▸ **Exercise materials**
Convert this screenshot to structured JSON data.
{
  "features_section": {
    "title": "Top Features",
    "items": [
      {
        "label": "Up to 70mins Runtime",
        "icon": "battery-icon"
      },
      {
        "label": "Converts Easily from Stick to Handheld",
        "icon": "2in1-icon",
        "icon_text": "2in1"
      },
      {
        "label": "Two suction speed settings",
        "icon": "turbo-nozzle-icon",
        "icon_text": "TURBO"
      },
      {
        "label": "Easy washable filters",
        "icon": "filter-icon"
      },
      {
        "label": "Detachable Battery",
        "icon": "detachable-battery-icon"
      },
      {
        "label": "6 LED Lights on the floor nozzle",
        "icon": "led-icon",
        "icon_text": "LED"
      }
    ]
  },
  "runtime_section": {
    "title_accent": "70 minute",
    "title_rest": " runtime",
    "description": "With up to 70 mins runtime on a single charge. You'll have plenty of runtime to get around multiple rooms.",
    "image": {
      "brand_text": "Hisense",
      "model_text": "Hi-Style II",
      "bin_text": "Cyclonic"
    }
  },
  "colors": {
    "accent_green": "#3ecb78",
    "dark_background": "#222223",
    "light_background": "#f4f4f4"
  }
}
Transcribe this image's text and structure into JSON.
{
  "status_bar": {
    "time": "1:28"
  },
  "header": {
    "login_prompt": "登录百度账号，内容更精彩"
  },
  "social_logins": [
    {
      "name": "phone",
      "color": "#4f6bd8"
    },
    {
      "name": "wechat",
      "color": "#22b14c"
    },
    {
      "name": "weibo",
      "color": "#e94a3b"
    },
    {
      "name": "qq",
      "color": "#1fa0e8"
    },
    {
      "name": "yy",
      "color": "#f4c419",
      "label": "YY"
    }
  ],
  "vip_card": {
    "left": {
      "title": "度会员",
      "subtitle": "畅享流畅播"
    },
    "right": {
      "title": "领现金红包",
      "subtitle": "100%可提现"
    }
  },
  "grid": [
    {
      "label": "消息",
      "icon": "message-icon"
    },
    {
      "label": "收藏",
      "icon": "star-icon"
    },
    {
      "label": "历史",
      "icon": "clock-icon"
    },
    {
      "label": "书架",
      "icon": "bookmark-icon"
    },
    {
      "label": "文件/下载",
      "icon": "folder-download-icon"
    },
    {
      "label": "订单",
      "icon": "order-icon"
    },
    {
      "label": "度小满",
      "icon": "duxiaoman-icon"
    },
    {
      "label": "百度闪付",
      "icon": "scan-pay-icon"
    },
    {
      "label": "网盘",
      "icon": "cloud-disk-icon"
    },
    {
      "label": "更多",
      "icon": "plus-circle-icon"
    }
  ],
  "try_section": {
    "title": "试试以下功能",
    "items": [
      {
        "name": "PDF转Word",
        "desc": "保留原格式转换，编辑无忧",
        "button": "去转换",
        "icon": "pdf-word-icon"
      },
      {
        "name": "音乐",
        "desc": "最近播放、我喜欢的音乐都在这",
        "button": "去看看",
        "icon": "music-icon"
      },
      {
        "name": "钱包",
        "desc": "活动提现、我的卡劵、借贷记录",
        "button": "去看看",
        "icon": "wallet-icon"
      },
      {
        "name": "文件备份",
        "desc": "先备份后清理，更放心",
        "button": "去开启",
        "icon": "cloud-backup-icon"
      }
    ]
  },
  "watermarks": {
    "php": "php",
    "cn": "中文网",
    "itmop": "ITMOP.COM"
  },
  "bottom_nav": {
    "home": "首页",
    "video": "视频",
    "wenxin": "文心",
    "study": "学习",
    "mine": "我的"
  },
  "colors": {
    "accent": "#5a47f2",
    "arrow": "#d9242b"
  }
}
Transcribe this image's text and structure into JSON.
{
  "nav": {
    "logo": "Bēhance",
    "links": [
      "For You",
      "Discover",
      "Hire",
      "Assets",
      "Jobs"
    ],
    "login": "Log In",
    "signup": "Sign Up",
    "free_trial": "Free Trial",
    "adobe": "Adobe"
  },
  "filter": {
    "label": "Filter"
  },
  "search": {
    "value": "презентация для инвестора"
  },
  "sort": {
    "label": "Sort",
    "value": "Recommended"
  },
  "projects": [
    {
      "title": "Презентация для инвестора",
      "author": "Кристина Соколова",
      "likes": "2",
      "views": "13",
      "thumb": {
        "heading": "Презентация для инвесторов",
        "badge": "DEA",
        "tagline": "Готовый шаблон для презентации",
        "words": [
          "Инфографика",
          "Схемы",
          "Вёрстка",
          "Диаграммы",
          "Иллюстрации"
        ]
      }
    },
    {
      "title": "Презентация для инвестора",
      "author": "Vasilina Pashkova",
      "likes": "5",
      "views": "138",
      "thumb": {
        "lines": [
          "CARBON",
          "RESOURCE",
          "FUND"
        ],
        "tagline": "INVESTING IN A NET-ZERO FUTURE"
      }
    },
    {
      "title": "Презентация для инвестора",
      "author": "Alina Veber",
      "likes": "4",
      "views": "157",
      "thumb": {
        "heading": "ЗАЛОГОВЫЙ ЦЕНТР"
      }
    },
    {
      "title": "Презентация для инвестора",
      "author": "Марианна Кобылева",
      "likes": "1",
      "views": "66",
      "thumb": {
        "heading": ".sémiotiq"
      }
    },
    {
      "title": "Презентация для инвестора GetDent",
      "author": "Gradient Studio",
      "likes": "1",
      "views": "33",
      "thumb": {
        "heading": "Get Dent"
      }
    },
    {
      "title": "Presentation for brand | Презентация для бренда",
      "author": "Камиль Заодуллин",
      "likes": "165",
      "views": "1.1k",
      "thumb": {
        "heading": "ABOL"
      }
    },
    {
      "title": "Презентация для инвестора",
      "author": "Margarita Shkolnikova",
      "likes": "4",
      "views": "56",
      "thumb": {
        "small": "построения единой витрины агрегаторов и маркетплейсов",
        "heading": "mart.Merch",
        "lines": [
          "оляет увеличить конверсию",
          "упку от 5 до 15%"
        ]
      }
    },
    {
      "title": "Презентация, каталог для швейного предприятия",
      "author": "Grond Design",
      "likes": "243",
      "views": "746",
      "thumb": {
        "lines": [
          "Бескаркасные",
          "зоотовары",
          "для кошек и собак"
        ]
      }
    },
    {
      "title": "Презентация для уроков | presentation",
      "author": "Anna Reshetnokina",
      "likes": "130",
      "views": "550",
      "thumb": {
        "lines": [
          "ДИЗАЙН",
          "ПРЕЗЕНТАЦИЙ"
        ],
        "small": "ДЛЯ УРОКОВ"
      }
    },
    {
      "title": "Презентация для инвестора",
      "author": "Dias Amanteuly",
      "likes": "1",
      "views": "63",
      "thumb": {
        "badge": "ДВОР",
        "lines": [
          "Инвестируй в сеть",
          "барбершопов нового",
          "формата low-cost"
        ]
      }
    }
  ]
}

▸ **What this task involves**
Quote the material exactly, leaving nothing out.

▸ **Output**
Convert this screenshot to structured JSON data.
{
  "features_section": {
    "title": "Top Features",
    "items": [
      {
        "label": "Up to 70mins Runtime",
        "icon": "battery-icon"
      },
      {
        "label": "Converts Easily from Stick to Handheld",
        "icon": "2in1-icon",
        "icon_text": "2in1"
      },
      {
        "label": "Two suction speed settings",
        "icon": "turbo-nozzle-icon",
        "icon_text": "TURBO"
      },
      {
        "label": "Easy washable filters",
        "icon": "filter-icon"
      },
      {
        "label": "Detachable Battery",
        "icon": "detachable-battery-icon"
      },
      {
        "label": "6 LED Lights on the floor nozzle",
        "icon": "led-icon",
        "icon_text": "LED"
      }
    ]
  },
  "runtime_section": {
    "title_accent": "70 minute",
    "title_rest": " runtime",
    "description": "With up to 70 mins runtime on a single charge. You'll have plenty of runtime to get around multiple rooms.",
    "image": {
      "brand_text": "Hisense",
      "model_text": "Hi-Style II",
      "bin_text": "Cyclonic"
    }
  },
  "colors": {
    "accent_green": "#3ecb78",
    "dark_background": "#222223",
    "light_background": "#f4f4f4"
  }
}
Transcribe this image's text and structure into JSON.
{
  "status_bar": {
    "time": "1:28"
  },
  "header": {
    "login_prompt": "登录百度账号，内容更精彩"
  },
  "social_logins": [
    {
      "name": "phone",
      "color": "#4f6bd8"
    },
    {
      "name": "wechat",
      "color": "#22b14c"
    },
    {
      "name": "weibo",
      "color": "#e94a3b"
    },
    {
      "name": "qq",
      "color": "#1fa0e8"
    },
    {
      "name": "yy",
      "color": "#f4c419",
      "label": "YY"
    }
  ],
  "vip_card": {
    "left": {
      "title": "度会员",
      "subtitle": "畅享流畅播"
    },
    "right": {
      "title": "领现金红包",
      "subtitle": "100%可提现"
    }
  },
  "grid": [
    {
      "label": "消息",
      "icon": "message-icon"
    },
    {
      "label": "收藏",
      "icon": "star-icon"
    },
    {
      "label": "历史",
      "icon": "clock-icon"
    },
    {
      "label": "书架",
      "icon": "bookmark-icon"
    },
    {
      "label": "文件/下载",
      "icon": "folder-download-icon"
    },
    {
      "label": "订单",
      "icon": "order-icon"
    },
    {
      "label": "度小满",
      "icon": "duxiaoman-icon"
    },
    {
      "label": "百度闪付",
      "icon": "scan-pay-icon"
    },
    {
      "label": "网盘",
      "icon": "cloud-disk-icon"
    },
    {
      "label": "更多",
      "icon": "plus-circle-icon"
    }
  ],
  "try_section": {
    "title": "试试以下功能",
    "items": [
      {
        "name": "PDF转Word",
        "desc": "保留原格式转换，编辑无忧",
        "button": "去转换",
        "icon": "pdf-word-icon"
      },
      {
        "name": "音乐",
        "desc": "最近播放、我喜欢的音乐都在这",
        "button": "去看看",
        "icon": "music-icon"
      },
      {
        "name": "钱包",
        "desc": "活动提现、我的卡劵、借贷记录",
        "button": "去看看",
        "icon": "wallet-icon"
      },
      {
        "name": "文件备份",
        "desc": "先备份后清理，更放心",
        "button": "去开启",
        "icon": "cloud-backup-icon"
      }
    ]
  },
  "watermarks": {
    "php": "php",
    "cn": "中文网",
    "itmop": "ITMOP.COM"
  },
  "bottom_nav": {
    "home": "首页",
    "video": "视频",
    "wenxin": "文心",
    "study": "学习",
    "mine": "我的"
  },
  "colors": {
    "accent": "#5a47f2",
    "arrow": "#d9242b"
  }
}
Transcribe this image's text and structure into JSON.
{
  "nav": {
    "logo": "Bēhance",
    "links": [
      "For You",
      "Discover",
      "Hire",
      "Assets",
      "Jobs"
    ],
    "login": "Log In",
    "signup": "Sign Up",
    "free_trial": "Free Trial",
    "adobe": "Adobe"
  },
  "filter": {
    "label": "Filter"
  },
  "search": {
    "value": "презентация для инвестора"
  },
  "sort": {
    "label": "Sort",
    "value": "Recommended"
  },
  "projects": [
    {
      "title": "Презентация для инвестора",
      "author": "Кристина Соколова",
      "likes": "2",
      "views": "13",
      "thumb": {
        "heading": "Презентация для инвесторов",
        "badge": "DEA",
        "tagline": "Готовый шаблон для презентации",
        "words": [
          "Инфографика",
          "Схемы",
          "Вёрстка",
          "Диаграммы",
          "Иллюстрации"
        ]
      }
    },
    {
      "title": "Презентация для инвестора",
      "author": "Vasilina Pashkova",
      "likes": "5",
      "views": "138",
      "thumb": {
        "lines": [
          "CARBON",
          "RESOURCE",
          "FUND"
        ],
        "tagline": "INVESTING IN A NET-ZERO FUTURE"
      }
    },
    {
      "title": "Презентация для инвестора",
      "author": "Alina Veber",
      "likes": "4",
      "views": "157",
      "thumb": {
        "heading": "ЗАЛОГОВЫЙ ЦЕНТР"
      }
    },
    {
      "title": "Презентация для инвестора",
      "author": "Марианна Кобылева",
      "likes": "1",
      "views": "66",
      "thumb": {
        "heading": ".sémiotiq"
      }
    },
    {
      "title": "Презентация для инвестора GetDent",
      "author": "Gradient Studio",
      "likes": "1",
      "views": "33",
      "thumb": {
        "heading": "Get Dent"
      }
    },
    {
      "title": "Presentation for brand | Презентация для бренда",
      "author": "Камиль Заодуллин",
      "likes": "165",
      "views": "1.1k",
      "thumb": {
        "heading": "ABOL"
      }
    },
    {
      "title": "Презентация для инвестора",
      "author": "Margarita Shkolnikova",
      "likes": "4",
      "views": "56",
      "thumb": {
        "small": "построения единой витрины агрегаторов и маркетплейсов",
        "heading": "mart.Merch",
        "lines": [
          "оляет увеличить конверсию",
          "упку от 5 до 15%"
        ]
      }
    },
    {
      "title": "Презентация, каталог для швейного предприятия",
      "author": "Grond Design",
      "likes": "243",
      "views": "746",
      "thumb": {
        "lines": [
          "Бескаркасные",
          "зоотовары",
          "для кошек и собак"
        ]
      }
    },
    {
      "title": "Презентация для уроков | presentation",
      "author": "Anna Reshetnokina",
      "likes": "130",
      "views": "550",
      "thumb": {
        "lines": [
          "ДИЗАЙН",
          "ПРЕЗЕНТАЦИЙ"
        ],
        "small": "ДЛЯ УРОКОВ"
      }
    },
    {
      "title": "Презентация для инвестора",
      "author": "Dias Amanteuly",
      "likes": "1",
      "views": "63",
      "thumb": {
        "badge": "ДВОР",
        "lines": [
          "Инвестируй в сеть",
          "барбершопов нового",
          "формата low-cost"
        ]
      }
    }
  ]
}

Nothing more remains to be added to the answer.